**WHAT YOU HAVE TO DO:**
Return each line of the data below exactly, omitting any pictures.

* BEGIN *

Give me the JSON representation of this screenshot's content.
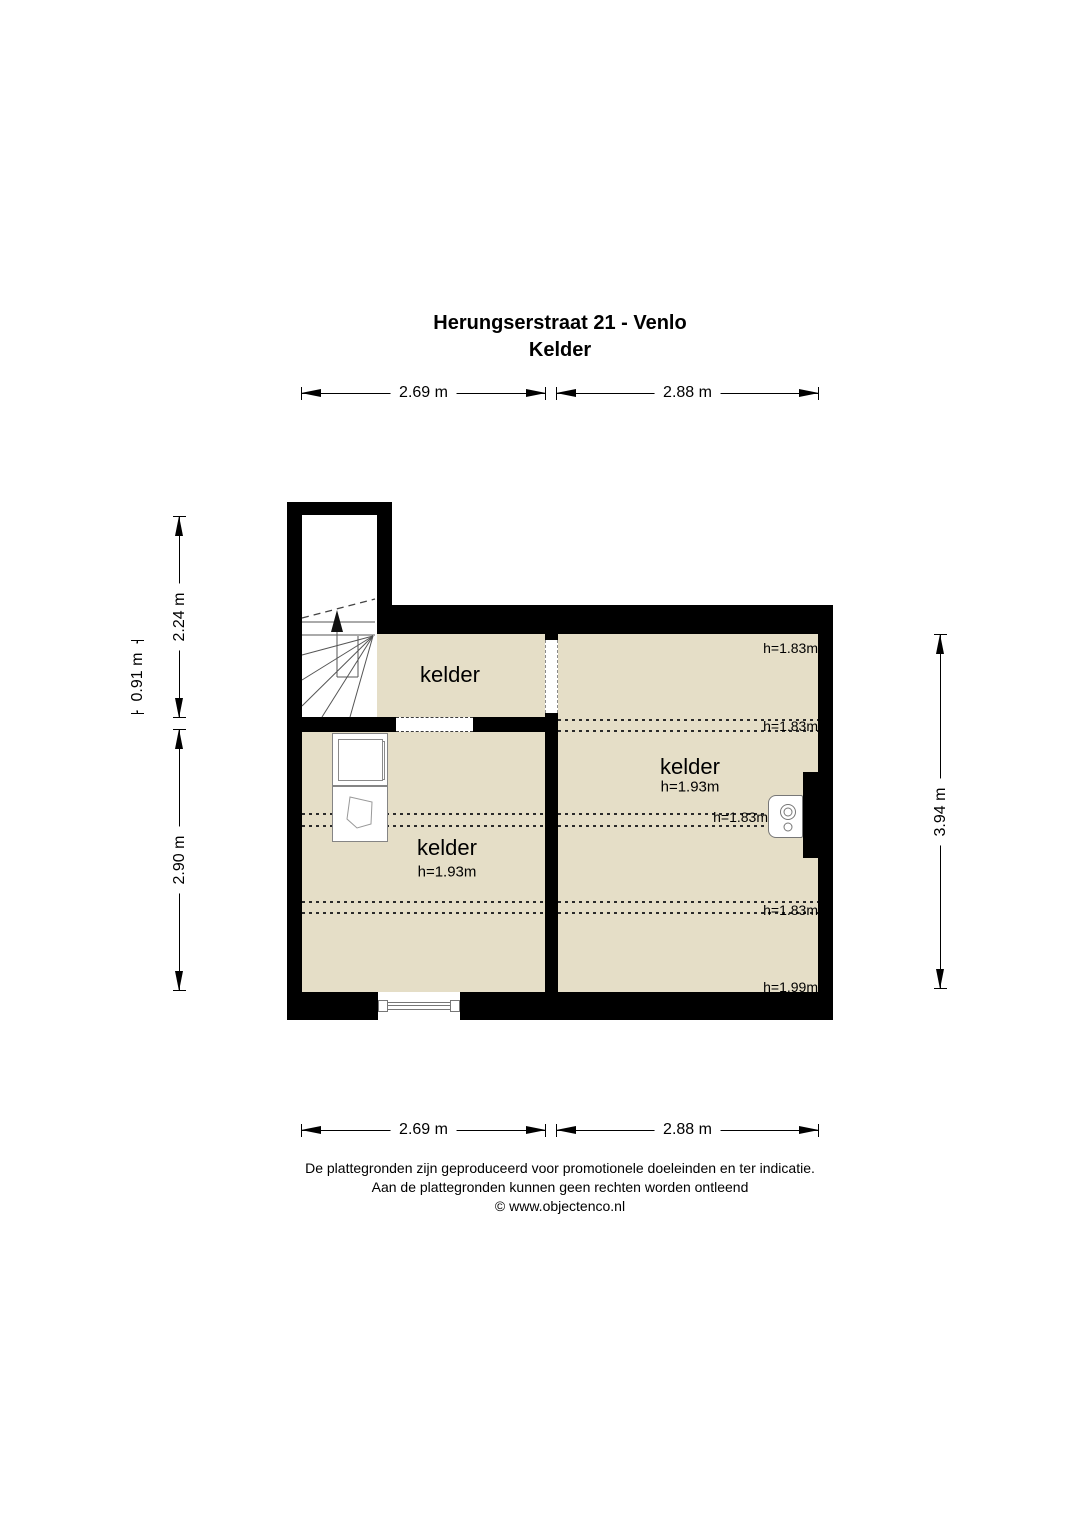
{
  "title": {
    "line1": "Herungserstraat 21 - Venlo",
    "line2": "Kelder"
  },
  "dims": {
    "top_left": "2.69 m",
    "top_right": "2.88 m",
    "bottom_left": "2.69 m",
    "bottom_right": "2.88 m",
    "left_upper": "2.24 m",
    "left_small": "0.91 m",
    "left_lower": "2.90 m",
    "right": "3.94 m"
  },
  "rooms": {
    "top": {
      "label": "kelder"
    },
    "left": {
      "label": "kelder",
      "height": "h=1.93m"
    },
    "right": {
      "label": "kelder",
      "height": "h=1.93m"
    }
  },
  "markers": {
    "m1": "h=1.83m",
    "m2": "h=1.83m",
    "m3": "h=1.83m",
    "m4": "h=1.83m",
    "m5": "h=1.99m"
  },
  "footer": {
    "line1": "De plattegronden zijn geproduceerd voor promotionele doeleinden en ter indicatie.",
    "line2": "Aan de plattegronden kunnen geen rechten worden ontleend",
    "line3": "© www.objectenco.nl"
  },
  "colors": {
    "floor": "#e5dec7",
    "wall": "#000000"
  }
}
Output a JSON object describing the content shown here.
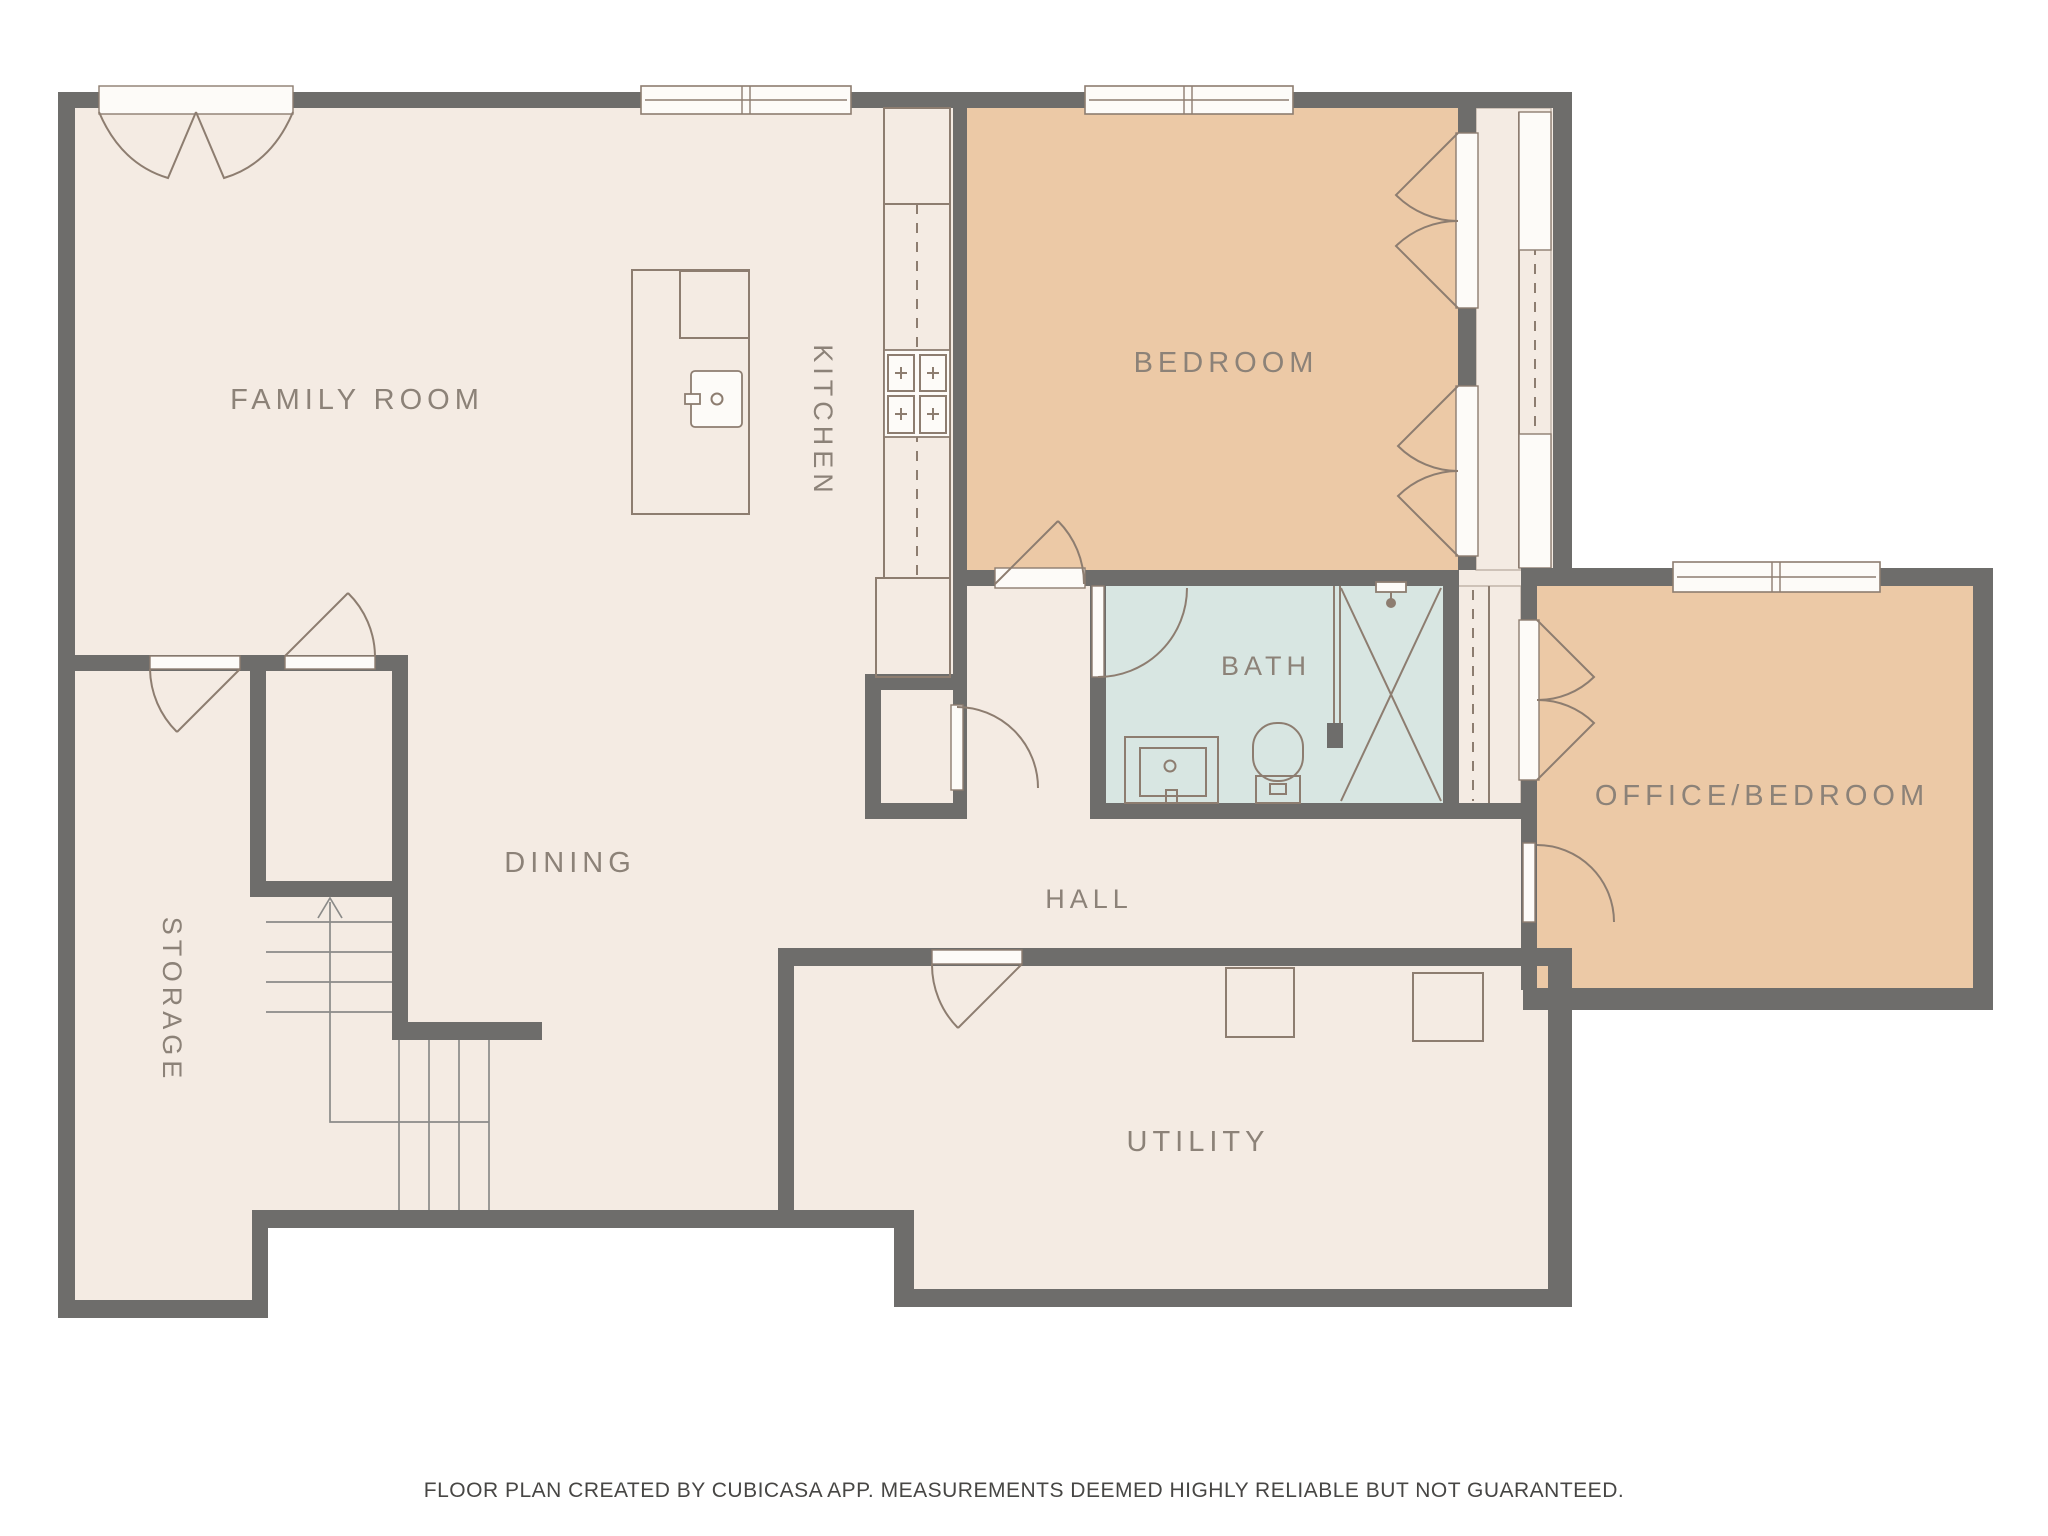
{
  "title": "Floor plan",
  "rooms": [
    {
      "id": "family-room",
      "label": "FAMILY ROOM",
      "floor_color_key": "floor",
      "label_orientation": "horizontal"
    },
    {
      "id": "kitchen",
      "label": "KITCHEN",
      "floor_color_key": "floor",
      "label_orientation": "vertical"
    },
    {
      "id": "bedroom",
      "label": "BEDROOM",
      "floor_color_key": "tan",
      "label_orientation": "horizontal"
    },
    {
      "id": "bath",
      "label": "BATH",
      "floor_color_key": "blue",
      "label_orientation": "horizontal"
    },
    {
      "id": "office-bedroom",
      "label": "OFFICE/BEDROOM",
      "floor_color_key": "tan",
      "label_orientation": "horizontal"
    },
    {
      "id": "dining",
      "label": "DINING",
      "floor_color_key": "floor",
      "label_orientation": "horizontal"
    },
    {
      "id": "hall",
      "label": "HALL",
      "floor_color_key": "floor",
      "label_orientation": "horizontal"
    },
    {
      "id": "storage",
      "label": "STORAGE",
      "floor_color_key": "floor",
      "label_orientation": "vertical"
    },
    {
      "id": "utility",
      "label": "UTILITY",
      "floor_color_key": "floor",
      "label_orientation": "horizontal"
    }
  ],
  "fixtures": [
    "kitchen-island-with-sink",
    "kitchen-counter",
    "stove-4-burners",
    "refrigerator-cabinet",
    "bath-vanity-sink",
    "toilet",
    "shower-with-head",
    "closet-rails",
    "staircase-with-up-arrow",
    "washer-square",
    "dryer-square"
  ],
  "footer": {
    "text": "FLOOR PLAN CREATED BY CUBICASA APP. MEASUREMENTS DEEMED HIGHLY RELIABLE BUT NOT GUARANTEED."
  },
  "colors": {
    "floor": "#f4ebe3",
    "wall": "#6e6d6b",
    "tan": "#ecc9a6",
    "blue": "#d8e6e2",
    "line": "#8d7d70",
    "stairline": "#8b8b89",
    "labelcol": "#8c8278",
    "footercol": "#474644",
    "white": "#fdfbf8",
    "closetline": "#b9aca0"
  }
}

* END *

**WRITTEN ANSWER:**
Give me the JSON representation of this screenshot's content.
{
  "title": {
    "line1": "Herungserstraat 21 - Venlo",
    "line2": "Kelder"
  },
  "dims": {
    "top_left": "2.69 m",
    "top_right": "2.88 m",
    "bottom_left": "2.69 m",
    "bottom_right": "2.88 m",
    "left_upper": "2.24 m",
    "left_small": "0.91 m",
    "left_lower": "2.90 m",
    "right": "3.94 m"
  },
  "rooms": {
    "top": {
      "label": "kelder"
    },
    "left": {
      "label": "kelder",
      "height": "h=1.93m"
    },
    "right": {
      "label": "kelder",
      "height": "h=1.93m"
    }
  },
  "markers": {
    "m1": "h=1.83m",
    "m2": "h=1.83m",
    "m3": "h=1.83m",
    "m4": "h=1.83m",
    "m5": "h=1.99m"
  },
  "footer": {
    "line1": "De plattegronden zijn geproduceerd voor promotionele doeleinden en ter indicatie.",
    "line2": "Aan de plattegronden kunnen geen rechten worden ontleend",
    "line3": "© www.objectenco.nl"
  },
  "colors": {
    "floor": "#e5dec7",
    "wall": "#000000"
  }
}
Output a JSON object describing the content shown here.
{
  "title": "Floor plan",
  "rooms": [
    {
      "id": "family-room",
      "label": "FAMILY ROOM",
      "floor_color_key": "floor",
      "label_orientation": "horizontal"
    },
    {
      "id": "kitchen",
      "label": "KITCHEN",
      "floor_color_key": "floor",
      "label_orientation": "vertical"
    },
    {
      "id": "bedroom",
      "label": "BEDROOM",
      "floor_color_key": "tan",
      "label_orientation": "horizontal"
    },
    {
      "id": "bath",
      "label": "BATH",
      "floor_color_key": "blue",
      "label_orientation": "horizontal"
    },
    {
      "id": "office-bedroom",
      "label": "OFFICE/BEDROOM",
      "floor_color_key": "tan",
      "label_orientation": "horizontal"
    },
    {
      "id": "dining",
      "label": "DINING",
      "floor_color_key": "floor",
      "label_orientation": "horizontal"
    },
    {
      "id": "hall",
      "label": "HALL",
      "floor_color_key": "floor",
      "label_orientation": "horizontal"
    },
    {
      "id": "storage",
      "label": "STORAGE",
      "floor_color_key": "floor",
      "label_orientation": "vertical"
    },
    {
      "id": "utility",
      "label": "UTILITY",
      "floor_color_key": "floor",
      "label_orientation": "horizontal"
    }
  ],
  "fixtures": [
    "kitchen-island-with-sink",
    "kitchen-counter",
    "stove-4-burners",
    "refrigerator-cabinet",
    "bath-vanity-sink",
    "toilet",
    "shower-with-head",
    "closet-rails",
    "staircase-with-up-arrow",
    "washer-square",
    "dryer-square"
  ],
  "footer": {
    "text": "FLOOR PLAN CREATED BY CUBICASA APP. MEASUREMENTS DEEMED HIGHLY RELIABLE BUT NOT GUARANTEED."
  },
  "colors": {
    "floor": "#f4ebe3",
    "wall": "#6e6d6b",
    "tan": "#ecc9a6",
    "blue": "#d8e6e2",
    "line": "#8d7d70",
    "stairline": "#8b8b89",
    "labelcol": "#8c8278",
    "footercol": "#474644",
    "white": "#fdfbf8",
    "closetline": "#b9aca0"
  }
}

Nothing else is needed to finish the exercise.